- **GOAL OF THE EXERCISE**
Select each line where the word "title" appears.

■ ■ ■ ■ ■ ■ ■

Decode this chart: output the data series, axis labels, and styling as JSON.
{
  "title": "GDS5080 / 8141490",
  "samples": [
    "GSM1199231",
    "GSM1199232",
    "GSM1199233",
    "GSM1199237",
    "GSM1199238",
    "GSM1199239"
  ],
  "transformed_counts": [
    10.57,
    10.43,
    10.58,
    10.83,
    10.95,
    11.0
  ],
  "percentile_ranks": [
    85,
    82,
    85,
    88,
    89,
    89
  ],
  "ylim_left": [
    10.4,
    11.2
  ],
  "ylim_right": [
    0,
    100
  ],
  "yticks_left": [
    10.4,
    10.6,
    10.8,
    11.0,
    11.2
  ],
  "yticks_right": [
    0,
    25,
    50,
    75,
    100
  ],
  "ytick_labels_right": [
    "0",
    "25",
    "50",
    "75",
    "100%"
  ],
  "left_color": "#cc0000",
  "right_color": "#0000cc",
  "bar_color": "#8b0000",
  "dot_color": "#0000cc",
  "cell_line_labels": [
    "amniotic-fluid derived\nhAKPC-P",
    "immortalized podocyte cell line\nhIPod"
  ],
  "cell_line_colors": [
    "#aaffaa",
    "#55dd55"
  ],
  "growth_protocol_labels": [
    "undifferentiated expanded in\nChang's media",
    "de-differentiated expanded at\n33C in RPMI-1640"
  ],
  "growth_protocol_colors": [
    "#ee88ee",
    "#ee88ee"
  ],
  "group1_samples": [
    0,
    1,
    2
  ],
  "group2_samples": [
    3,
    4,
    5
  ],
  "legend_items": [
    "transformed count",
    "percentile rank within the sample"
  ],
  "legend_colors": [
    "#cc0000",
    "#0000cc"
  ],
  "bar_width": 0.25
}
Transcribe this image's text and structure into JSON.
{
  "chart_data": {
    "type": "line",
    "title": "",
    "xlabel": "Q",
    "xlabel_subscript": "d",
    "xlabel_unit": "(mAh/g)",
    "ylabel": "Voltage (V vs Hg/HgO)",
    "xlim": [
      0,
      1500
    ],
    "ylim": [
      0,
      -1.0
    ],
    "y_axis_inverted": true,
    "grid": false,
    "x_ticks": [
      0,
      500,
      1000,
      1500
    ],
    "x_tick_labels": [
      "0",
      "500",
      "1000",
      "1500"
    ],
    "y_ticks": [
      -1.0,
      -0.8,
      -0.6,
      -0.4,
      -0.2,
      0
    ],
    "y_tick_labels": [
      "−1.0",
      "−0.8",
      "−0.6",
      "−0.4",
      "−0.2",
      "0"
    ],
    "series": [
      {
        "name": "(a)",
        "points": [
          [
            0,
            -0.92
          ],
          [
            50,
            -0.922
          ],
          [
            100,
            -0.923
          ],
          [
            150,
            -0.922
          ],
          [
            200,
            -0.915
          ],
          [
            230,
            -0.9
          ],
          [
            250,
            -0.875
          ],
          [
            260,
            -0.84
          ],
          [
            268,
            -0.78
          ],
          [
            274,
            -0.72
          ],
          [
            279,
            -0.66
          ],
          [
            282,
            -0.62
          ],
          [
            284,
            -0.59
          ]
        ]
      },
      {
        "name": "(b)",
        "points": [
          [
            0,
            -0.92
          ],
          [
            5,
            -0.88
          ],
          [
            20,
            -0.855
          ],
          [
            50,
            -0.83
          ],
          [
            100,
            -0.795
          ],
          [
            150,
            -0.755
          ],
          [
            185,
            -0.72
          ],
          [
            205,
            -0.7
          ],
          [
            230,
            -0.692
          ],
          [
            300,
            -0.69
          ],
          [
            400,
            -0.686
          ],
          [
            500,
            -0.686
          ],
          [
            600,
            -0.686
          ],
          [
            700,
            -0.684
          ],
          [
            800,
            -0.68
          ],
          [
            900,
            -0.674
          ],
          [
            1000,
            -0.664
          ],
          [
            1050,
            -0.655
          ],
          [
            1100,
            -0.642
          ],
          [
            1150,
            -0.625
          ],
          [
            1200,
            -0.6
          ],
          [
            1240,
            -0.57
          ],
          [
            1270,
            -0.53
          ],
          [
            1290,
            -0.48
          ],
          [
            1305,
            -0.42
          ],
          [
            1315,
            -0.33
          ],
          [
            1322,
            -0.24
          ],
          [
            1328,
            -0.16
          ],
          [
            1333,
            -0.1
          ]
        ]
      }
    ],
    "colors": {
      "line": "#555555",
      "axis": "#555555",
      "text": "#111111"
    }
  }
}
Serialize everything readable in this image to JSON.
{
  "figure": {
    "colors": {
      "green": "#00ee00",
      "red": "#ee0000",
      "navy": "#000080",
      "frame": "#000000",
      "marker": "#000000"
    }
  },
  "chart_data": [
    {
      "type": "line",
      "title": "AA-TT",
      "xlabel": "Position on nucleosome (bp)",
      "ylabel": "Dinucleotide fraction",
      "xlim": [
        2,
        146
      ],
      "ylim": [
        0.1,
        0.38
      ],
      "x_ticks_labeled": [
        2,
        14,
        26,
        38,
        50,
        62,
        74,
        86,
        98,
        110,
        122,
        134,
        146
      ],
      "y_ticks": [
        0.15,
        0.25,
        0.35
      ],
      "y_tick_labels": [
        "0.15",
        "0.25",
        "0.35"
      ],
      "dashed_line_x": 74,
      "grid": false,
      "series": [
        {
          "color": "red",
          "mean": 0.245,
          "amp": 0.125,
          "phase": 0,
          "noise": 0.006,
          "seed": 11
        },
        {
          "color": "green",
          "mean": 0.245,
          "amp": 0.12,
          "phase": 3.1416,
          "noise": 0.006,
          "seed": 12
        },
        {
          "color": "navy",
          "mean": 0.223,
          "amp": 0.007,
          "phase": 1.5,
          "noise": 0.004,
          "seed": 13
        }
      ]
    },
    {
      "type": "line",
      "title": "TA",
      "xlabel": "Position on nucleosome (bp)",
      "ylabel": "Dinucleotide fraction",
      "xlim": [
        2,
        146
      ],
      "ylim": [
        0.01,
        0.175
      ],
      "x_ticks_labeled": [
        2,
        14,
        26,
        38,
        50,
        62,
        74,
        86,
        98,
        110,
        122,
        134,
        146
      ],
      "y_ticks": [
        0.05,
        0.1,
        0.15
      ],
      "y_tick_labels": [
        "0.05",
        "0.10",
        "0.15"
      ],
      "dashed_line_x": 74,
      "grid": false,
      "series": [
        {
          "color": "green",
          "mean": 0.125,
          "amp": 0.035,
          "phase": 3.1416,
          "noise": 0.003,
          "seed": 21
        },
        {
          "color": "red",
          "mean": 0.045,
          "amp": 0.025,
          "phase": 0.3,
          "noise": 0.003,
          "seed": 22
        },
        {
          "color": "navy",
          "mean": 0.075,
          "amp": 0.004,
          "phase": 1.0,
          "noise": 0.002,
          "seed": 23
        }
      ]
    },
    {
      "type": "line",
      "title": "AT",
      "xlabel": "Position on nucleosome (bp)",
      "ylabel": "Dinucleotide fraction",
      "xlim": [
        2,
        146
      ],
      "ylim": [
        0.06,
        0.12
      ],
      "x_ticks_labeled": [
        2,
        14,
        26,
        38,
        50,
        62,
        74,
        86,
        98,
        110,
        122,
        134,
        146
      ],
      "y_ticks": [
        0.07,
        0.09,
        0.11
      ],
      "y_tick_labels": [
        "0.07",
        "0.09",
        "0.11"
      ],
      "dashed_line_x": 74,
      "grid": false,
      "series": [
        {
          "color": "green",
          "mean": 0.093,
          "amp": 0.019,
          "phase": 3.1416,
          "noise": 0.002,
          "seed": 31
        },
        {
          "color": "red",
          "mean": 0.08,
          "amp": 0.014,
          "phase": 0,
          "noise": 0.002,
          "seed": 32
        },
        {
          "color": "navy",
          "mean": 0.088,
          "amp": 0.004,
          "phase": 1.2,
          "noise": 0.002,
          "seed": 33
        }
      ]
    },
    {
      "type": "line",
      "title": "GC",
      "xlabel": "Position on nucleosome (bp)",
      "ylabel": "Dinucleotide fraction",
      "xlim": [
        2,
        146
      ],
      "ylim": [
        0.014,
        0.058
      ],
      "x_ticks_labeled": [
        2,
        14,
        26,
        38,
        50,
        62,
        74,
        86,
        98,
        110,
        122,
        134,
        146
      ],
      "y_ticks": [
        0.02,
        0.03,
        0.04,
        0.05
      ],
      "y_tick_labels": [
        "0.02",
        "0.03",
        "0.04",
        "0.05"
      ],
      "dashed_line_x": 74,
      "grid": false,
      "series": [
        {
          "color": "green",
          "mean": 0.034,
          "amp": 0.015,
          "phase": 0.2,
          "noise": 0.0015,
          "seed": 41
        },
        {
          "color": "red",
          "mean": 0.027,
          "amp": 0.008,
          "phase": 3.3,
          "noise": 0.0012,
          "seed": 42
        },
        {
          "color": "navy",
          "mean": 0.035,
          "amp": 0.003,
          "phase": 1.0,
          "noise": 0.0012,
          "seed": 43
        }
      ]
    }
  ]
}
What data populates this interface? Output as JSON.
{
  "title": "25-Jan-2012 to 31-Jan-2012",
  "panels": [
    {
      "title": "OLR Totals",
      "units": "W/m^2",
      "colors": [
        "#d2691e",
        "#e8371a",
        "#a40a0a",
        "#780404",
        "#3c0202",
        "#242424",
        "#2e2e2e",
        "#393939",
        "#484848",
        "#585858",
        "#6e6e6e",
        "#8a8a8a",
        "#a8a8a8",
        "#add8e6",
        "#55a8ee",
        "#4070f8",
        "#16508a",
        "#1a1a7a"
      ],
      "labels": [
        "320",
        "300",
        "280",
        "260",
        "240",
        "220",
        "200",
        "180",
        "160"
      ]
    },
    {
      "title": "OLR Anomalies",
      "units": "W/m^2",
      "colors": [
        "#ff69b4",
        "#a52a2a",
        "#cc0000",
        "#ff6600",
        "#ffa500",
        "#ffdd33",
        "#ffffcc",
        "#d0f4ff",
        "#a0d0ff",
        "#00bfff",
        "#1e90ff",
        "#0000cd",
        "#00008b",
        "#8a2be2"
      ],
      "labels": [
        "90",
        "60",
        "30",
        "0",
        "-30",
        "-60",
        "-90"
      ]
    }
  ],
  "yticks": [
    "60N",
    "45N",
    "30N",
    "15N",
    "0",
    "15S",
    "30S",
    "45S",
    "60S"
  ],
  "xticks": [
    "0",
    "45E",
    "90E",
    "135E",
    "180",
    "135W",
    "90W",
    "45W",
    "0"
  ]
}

■ ■ ■ ■ ■ ■ ■

- **RESPONSE TO THIS TASK**
  "title": "GDS5080 / 8141490",
    "title": "",
      "title": "AA-TT",
      "title": "TA",
      "title": "AT",
      "title": "GC",
  "title": "25-Jan-2012 to 31-Jan-2012",
      "title": "OLR Totals",
      "title": "OLR Anomalies",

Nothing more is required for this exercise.